Exercise details. Set down all the lines below, each one exactly as shown.

Records for this task.
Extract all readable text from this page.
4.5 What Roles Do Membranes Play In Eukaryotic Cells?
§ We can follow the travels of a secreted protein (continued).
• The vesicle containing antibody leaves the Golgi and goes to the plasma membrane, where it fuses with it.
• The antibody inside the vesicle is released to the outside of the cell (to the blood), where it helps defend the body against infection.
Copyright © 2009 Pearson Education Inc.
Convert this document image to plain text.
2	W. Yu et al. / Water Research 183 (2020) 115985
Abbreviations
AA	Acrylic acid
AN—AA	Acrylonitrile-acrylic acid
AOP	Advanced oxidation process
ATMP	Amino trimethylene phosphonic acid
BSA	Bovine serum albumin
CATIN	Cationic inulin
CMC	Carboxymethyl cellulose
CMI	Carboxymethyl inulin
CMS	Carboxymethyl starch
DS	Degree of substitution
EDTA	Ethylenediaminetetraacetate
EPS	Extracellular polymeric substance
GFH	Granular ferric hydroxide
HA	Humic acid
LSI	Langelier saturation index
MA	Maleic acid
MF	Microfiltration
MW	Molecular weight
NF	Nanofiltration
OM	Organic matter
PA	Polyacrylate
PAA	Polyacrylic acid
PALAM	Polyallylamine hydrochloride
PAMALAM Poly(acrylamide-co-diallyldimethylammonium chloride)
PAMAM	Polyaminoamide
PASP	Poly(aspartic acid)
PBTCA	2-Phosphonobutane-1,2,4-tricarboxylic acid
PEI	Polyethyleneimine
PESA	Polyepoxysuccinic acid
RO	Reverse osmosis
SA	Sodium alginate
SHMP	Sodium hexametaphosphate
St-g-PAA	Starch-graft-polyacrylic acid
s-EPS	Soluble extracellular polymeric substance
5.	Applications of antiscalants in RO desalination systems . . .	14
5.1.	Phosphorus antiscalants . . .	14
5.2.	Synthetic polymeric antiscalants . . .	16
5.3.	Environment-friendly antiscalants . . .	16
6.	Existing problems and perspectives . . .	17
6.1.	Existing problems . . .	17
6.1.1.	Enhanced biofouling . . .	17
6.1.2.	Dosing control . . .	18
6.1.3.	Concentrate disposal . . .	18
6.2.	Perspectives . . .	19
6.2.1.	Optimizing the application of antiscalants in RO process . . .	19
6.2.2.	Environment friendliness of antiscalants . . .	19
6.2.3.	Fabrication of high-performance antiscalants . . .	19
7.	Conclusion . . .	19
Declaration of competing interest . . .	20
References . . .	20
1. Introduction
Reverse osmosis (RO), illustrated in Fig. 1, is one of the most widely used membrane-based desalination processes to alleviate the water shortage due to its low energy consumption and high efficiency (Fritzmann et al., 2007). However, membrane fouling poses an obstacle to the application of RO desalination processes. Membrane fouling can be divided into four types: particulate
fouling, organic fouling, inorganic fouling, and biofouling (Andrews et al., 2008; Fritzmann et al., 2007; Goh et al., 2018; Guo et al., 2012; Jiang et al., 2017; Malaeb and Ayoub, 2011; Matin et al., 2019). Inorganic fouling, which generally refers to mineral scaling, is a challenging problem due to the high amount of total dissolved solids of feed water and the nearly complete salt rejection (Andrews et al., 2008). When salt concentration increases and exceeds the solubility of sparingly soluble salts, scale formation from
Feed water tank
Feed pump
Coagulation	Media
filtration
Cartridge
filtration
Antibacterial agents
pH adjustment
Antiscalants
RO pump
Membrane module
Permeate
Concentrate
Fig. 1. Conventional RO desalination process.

Exercise output.
Extract all readable text from this page.
4.5 What Roles Do Membranes Play In Eukaryotic Cells?
§ We can follow the travels of a secreted protein (continued).
• The vesicle containing antibody leaves the Golgi and goes to the plasma membrane, where it fuses with it.
• The antibody inside the vesicle is released to the outside of the cell (to the blood), where it helps defend the body against infection.
Copyright © 2009 Pearson Education Inc.
Convert this document image to plain text.
2	W. Yu et al. / Water Research 183 (2020) 115985
Abbreviations
AA	Acrylic acid
AN—AA	Acrylonitrile-acrylic acid
AOP	Advanced oxidation process
ATMP	Amino trimethylene phosphonic acid
BSA	Bovine serum albumin
CATIN	Cationic inulin
CMC	Carboxymethyl cellulose
CMI	Carboxymethyl inulin
CMS	Carboxymethyl starch
DS	Degree of substitution
EDTA	Ethylenediaminetetraacetate
EPS	Extracellular polymeric substance
GFH	Granular ferric hydroxide
HA	Humic acid
LSI	Langelier saturation index
MA	Maleic acid
MF	Microfiltration
MW	Molecular weight
NF	Nanofiltration
OM	Organic matter
PA	Polyacrylate
PAA	Polyacrylic acid
PALAM	Polyallylamine hydrochloride
PAMALAM Poly(acrylamide-co-diallyldimethylammonium chloride)
PAMAM	Polyaminoamide
PASP	Poly(aspartic acid)
PBTCA	2-Phosphonobutane-1,2,4-tricarboxylic acid
PEI	Polyethyleneimine
PESA	Polyepoxysuccinic acid
RO	Reverse osmosis
SA	Sodium alginate
SHMP	Sodium hexametaphosphate
St-g-PAA	Starch-graft-polyacrylic acid
s-EPS	Soluble extracellular polymeric substance
5.	Applications of antiscalants in RO desalination systems . . .	14
5.1.	Phosphorus antiscalants . . .	14
5.2.	Synthetic polymeric antiscalants . . .	16
5.3.	Environment-friendly antiscalants . . .	16
6.	Existing problems and perspectives . . .	17
6.1.	Existing problems . . .	17
6.1.1.	Enhanced biofouling . . .	17
6.1.2.	Dosing control . . .	18
6.1.3.	Concentrate disposal . . .	18
6.2.	Perspectives . . .	19
6.2.1.	Optimizing the application of antiscalants in RO process . . .	19
6.2.2.	Environment friendliness of antiscalants . . .	19
6.2.3.	Fabrication of high-performance antiscalants . . .	19
7.	Conclusion . . .	19
Declaration of competing interest . . .	20
References . . .	20
1. Introduction
Reverse osmosis (RO), illustrated in Fig. 1, is one of the most widely used membrane-based desalination processes to alleviate the water shortage due to its low energy consumption and high efficiency (Fritzmann et al., 2007). However, membrane fouling poses an obstacle to the application of RO desalination processes. Membrane fouling can be divided into four types: particulate
fouling, organic fouling, inorganic fouling, and biofouling (Andrews et al., 2008; Fritzmann et al., 2007; Goh et al., 2018; Guo et al., 2012; Jiang et al., 2017; Malaeb and Ayoub, 2011; Matin et al., 2019). Inorganic fouling, which generally refers to mineral scaling, is a challenging problem due to the high amount of total dissolved solids of feed water and the nearly complete salt rejection (Andrews et al., 2008). When salt concentration increases and exceeds the solubility of sparingly soluble salts, scale formation from
Feed water tank
Feed pump
Coagulation	Media
filtration
Cartridge
filtration
Antibacterial agents
pH adjustment
Antiscalants
RO pump
Membrane module
Permeate
Concentrate
Fig. 1. Conventional RO desalination process.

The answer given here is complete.